### Given problem
Check each line of the listing below for the string "papers", and copy the ones that have it.

[Extracted records]
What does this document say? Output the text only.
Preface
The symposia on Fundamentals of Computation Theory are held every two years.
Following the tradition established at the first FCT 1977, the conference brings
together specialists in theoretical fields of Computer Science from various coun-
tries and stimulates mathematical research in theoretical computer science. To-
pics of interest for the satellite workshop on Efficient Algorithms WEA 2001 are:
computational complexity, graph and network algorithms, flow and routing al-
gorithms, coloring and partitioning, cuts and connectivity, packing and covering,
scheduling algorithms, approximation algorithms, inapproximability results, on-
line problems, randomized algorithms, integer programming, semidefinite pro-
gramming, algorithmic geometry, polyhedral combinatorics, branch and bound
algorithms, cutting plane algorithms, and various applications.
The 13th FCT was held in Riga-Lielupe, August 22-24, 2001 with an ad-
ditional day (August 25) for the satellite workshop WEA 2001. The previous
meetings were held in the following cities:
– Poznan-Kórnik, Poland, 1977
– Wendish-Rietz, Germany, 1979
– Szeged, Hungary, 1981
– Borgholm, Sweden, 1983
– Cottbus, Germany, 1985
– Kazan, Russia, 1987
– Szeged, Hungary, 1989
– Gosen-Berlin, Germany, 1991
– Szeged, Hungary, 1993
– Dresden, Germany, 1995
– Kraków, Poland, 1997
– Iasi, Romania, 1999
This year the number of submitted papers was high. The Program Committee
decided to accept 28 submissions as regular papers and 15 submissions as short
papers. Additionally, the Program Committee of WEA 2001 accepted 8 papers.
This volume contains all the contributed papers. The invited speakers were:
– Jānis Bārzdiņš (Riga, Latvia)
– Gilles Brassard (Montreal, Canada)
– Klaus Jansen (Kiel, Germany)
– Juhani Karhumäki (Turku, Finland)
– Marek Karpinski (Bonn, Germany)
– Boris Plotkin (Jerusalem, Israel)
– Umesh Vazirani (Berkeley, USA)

### Answer to the problem
This year the number of submitted papers was high. The Program Committee
decided to accept 28 submissions as regular papers and 15 submissions as short
papers. Additionally, the Program Committee of WEA 2001 accepted 8 papers.
This volume contains all the contributed papers. The invited speakers were:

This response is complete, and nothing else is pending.